## Start

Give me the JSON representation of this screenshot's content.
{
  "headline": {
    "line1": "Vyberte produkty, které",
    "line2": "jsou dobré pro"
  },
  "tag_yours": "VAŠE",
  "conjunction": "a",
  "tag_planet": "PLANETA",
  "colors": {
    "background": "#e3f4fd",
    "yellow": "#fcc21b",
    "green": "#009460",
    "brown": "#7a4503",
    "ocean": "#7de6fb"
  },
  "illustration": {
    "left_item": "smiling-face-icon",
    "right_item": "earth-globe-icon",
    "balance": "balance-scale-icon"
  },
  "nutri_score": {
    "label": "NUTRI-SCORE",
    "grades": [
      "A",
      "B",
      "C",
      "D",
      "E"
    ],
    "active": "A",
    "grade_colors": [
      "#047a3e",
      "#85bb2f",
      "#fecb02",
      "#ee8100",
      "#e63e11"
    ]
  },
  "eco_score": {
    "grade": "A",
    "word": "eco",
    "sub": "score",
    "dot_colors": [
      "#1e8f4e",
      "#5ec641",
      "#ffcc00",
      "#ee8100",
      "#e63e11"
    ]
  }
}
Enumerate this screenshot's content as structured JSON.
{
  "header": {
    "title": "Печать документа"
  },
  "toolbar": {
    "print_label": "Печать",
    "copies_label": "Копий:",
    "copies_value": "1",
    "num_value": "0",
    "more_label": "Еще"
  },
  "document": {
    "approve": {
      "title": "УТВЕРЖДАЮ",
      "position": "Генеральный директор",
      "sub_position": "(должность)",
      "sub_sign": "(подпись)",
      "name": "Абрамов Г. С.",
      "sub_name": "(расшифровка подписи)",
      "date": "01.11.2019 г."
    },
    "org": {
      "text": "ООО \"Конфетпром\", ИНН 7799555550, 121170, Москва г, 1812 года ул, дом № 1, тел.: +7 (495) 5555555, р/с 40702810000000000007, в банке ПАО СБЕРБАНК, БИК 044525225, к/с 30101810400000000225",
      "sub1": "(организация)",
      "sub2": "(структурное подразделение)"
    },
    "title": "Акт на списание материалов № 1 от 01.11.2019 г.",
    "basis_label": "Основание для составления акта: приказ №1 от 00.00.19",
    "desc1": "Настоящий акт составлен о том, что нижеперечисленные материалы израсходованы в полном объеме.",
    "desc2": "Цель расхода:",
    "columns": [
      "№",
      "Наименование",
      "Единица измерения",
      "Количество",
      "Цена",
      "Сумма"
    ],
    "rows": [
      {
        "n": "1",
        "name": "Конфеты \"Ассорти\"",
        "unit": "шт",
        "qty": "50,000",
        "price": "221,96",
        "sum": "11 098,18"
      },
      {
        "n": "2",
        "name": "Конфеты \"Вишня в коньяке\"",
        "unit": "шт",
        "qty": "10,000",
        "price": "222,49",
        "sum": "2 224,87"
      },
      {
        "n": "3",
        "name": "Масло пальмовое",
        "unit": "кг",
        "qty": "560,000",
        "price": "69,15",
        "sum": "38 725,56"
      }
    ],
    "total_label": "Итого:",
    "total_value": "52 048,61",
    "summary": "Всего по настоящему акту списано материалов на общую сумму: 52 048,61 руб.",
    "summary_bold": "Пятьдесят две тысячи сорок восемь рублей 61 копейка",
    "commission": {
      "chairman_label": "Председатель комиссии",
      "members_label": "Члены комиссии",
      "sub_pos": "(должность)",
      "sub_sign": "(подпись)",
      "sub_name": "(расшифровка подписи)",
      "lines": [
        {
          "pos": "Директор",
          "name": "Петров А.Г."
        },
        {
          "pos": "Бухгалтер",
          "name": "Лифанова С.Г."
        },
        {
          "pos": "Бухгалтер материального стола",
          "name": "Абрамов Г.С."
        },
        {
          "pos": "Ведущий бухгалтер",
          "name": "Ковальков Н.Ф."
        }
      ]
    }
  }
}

## End

Search the entries for the string "Печать" and collect each line that has it.

    "title": "Печать документа"
    "print_label": "Печать",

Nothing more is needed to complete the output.